WHAT TO WORK ON: Every line that contains the word "источников" should be copied.

DATA TO PROCESS:
-- BEGIN --

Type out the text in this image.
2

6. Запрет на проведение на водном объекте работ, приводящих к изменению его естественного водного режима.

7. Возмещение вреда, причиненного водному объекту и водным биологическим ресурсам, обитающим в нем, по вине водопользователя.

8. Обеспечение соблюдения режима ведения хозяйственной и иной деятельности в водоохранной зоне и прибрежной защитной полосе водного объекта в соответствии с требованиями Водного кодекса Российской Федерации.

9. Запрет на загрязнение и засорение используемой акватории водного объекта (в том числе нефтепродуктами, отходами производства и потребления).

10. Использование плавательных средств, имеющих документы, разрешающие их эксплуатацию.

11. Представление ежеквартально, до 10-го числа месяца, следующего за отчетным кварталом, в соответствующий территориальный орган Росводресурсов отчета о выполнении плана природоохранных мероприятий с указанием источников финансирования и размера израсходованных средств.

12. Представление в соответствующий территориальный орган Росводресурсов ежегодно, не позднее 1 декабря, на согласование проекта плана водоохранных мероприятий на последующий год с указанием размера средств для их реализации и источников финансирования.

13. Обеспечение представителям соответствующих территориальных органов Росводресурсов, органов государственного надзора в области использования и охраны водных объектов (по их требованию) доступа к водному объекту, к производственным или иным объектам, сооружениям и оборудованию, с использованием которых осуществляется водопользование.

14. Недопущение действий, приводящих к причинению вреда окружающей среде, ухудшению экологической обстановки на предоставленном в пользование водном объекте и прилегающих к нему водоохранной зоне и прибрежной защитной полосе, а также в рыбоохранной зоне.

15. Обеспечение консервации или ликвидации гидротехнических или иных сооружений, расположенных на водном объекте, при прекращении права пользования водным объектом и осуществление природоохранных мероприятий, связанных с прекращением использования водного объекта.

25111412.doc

-- END --

WRITTEN SOLUTION:
11. Представление ежеквартально, до 10-го числа месяца, следующего за отчетным кварталом, в соответствующий территориальный орган Росводресурсов отчета о выполнении плана природоохранных мероприятий с указанием источников финансирования и размера израсходованных средств.
12. Представление в соответствующий территориальный орган Росводресурсов ежегодно, не позднее 1 декабря, на согласование проекта плана водоохранных мероприятий на последующий год с указанием размера средств для их реализации и источников финансирования.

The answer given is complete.